→ **YOUR OBJECTIVE**
Below is a block of records; return all of them exactly, but without the images.

→ **LISTING**
===
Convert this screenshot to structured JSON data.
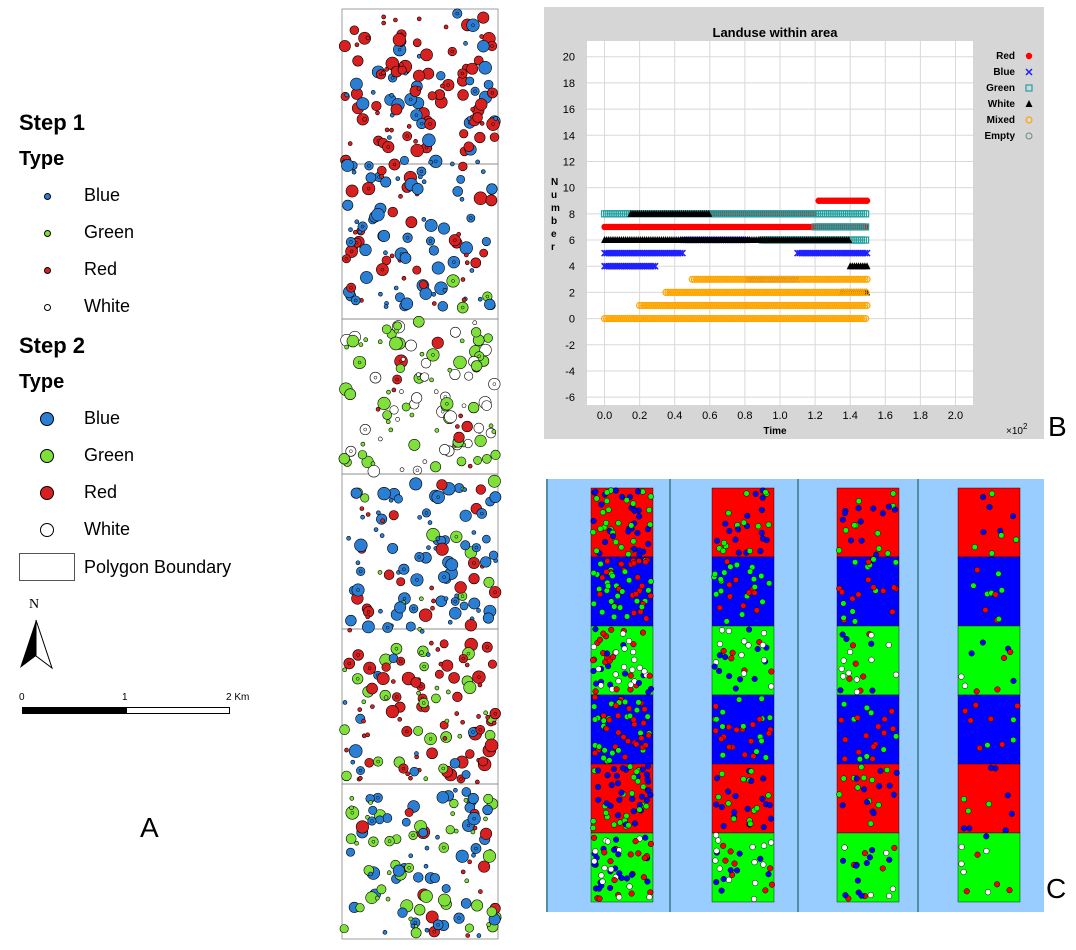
{
  "legend": {
    "step1_title": "Step 1",
    "step1_type": "Type",
    "step1_items": [
      {
        "label": "Blue",
        "color": "#2a7fd4"
      },
      {
        "label": "Green",
        "color": "#7fe03a"
      },
      {
        "label": "Red",
        "color": "#d92020"
      },
      {
        "label": "White",
        "color": "#ffffff"
      }
    ],
    "step2_title": "Step 2",
    "step2_type": "Type",
    "step2_items": [
      {
        "label": "Blue",
        "color": "#2a7fd4"
      },
      {
        "label": "Green",
        "color": "#7fe03a"
      },
      {
        "label": "Red",
        "color": "#d92020"
      },
      {
        "label": "White",
        "color": "#ffffff"
      }
    ],
    "boundary_label": "Polygon Boundary",
    "north_label": "N",
    "scale": {
      "ticks": [
        "0",
        "1",
        "2 Km"
      ]
    }
  },
  "panel_labels": {
    "a": "A",
    "b": "B",
    "c": "C"
  },
  "chart_data": {
    "type": "scatter",
    "title": "Landuse within area",
    "xlabel": "Time",
    "ylabel": "Number",
    "x_multiplier": "×10",
    "x_multiplier_exp": "2",
    "xlim": [
      -0.1,
      2.1
    ],
    "ylim": [
      -6.6,
      21.2
    ],
    "x_ticks": [
      "0.0",
      "0.2",
      "0.4",
      "0.6",
      "0.8",
      "1.0",
      "1.2",
      "1.4",
      "1.6",
      "1.8",
      "2.0"
    ],
    "y_ticks": [
      "20",
      "18",
      "16",
      "14",
      "12",
      "10",
      "8",
      "6",
      "4",
      "2",
      "0",
      "-2",
      "-4",
      "-6"
    ],
    "grid": true,
    "legend_position": "right",
    "series": [
      {
        "name": "Red",
        "color": "#ff0000",
        "marker": "circle-filled",
        "segments": [
          [
            0.0,
            1.5,
            7.0
          ],
          [
            1.22,
            1.5,
            9.0
          ],
          [
            0.6,
            1.2,
            8.0
          ]
        ]
      },
      {
        "name": "Blue",
        "color": "#2020ff",
        "marker": "x",
        "segments": [
          [
            0.0,
            0.45,
            5.0
          ],
          [
            0.45,
            0.82,
            6.0
          ],
          [
            0.82,
            1.1,
            3.0
          ],
          [
            1.1,
            1.5,
            5.0
          ],
          [
            0.0,
            0.3,
            4.0
          ]
        ]
      },
      {
        "name": "Green",
        "color": "#20a0a0",
        "marker": "square-open",
        "segments": [
          [
            0.0,
            1.5,
            8.0
          ],
          [
            0.9,
            1.5,
            6.0
          ],
          [
            1.2,
            1.5,
            7.0
          ]
        ]
      },
      {
        "name": "White",
        "color": "#000000",
        "marker": "triangle-filled",
        "segments": [
          [
            0.0,
            1.4,
            6.0
          ],
          [
            0.15,
            0.6,
            8.0
          ],
          [
            1.35,
            1.5,
            2.0
          ],
          [
            1.4,
            1.5,
            4.0
          ]
        ]
      },
      {
        "name": "Mixed",
        "color": "#ffa500",
        "marker": "diamond-open",
        "segments": [
          [
            0.0,
            1.5,
            0.0
          ],
          [
            0.2,
            1.5,
            1.0
          ],
          [
            0.35,
            1.5,
            2.0
          ],
          [
            0.5,
            1.5,
            3.0
          ]
        ]
      },
      {
        "name": "Empty",
        "color": "#6a8a8a",
        "marker": "circle-open",
        "segments": []
      }
    ]
  }
}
===
→ **TASK SOLUTION**
Convert this screenshot to structured JSON data.
{
  "legend": {
    "step1_title": "Step 1",
    "step1_type": "Type",
    "step1_items": [
      {
        "label": "Blue",
        "color": "#2a7fd4"
      },
      {
        "label": "Green",
        "color": "#7fe03a"
      },
      {
        "label": "Red",
        "color": "#d92020"
      },
      {
        "label": "White",
        "color": "#ffffff"
      }
    ],
    "step2_title": "Step 2",
    "step2_type": "Type",
    "step2_items": [
      {
        "label": "Blue",
        "color": "#2a7fd4"
      },
      {
        "label": "Green",
        "color": "#7fe03a"
      },
      {
        "label": "Red",
        "color": "#d92020"
      },
      {
        "label": "White",
        "color": "#ffffff"
      }
    ],
    "boundary_label": "Polygon Boundary",
    "north_label": "N",
    "scale": {
      "ticks": [
        "0",
        "1",
        "2 Km"
      ]
    }
  },
  "panel_labels": {
    "a": "A",
    "b": "B",
    "c": "C"
  },
  "chart_data": {
    "type": "scatter",
    "title": "Landuse within area",
    "xlabel": "Time",
    "ylabel": "Number",
    "x_multiplier": "×10",
    "x_multiplier_exp": "2",
    "xlim": [
      -0.1,
      2.1
    ],
    "ylim": [
      -6.6,
      21.2
    ],
    "x_ticks": [
      "0.0",
      "0.2",
      "0.4",
      "0.6",
      "0.8",
      "1.0",
      "1.2",
      "1.4",
      "1.6",
      "1.8",
      "2.0"
    ],
    "y_ticks": [
      "20",
      "18",
      "16",
      "14",
      "12",
      "10",
      "8",
      "6",
      "4",
      "2",
      "0",
      "-2",
      "-4",
      "-6"
    ],
    "grid": true,
    "legend_position": "right",
    "series": [
      {
        "name": "Red",
        "color": "#ff0000",
        "marker": "circle-filled",
        "segments": [
          [
            0.0,
            1.5,
            7.0
          ],
          [
            1.22,
            1.5,
            9.0
          ],
          [
            0.6,
            1.2,
            8.0
          ]
        ]
      },
      {
        "name": "Blue",
        "color": "#2020ff",
        "marker": "x",
        "segments": [
          [
            0.0,
            0.45,
            5.0
          ],
          [
            0.45,
            0.82,
            6.0
          ],
          [
            0.82,
            1.1,
            3.0
          ],
          [
            1.1,
            1.5,
            5.0
          ],
          [
            0.0,
            0.3,
            4.0
          ]
        ]
      },
      {
        "name": "Green",
        "color": "#20a0a0",
        "marker": "square-open",
        "segments": [
          [
            0.0,
            1.5,
            8.0
          ],
          [
            0.9,
            1.5,
            6.0
          ],
          [
            1.2,
            1.5,
            7.0
          ]
        ]
      },
      {
        "name": "White",
        "color": "#000000",
        "marker": "triangle-filled",
        "segments": [
          [
            0.0,
            1.4,
            6.0
          ],
          [
            0.15,
            0.6,
            8.0
          ],
          [
            1.35,
            1.5,
            2.0
          ],
          [
            1.4,
            1.5,
            4.0
          ]
        ]
      },
      {
        "name": "Mixed",
        "color": "#ffa500",
        "marker": "diamond-open",
        "segments": [
          [
            0.0,
            1.5,
            0.0
          ],
          [
            0.2,
            1.5,
            1.0
          ],
          [
            0.35,
            1.5,
            2.0
          ],
          [
            0.5,
            1.5,
            3.0
          ]
        ]
      },
      {
        "name": "Empty",
        "color": "#6a8a8a",
        "marker": "circle-open",
        "segments": []
      }
    ]
  }
}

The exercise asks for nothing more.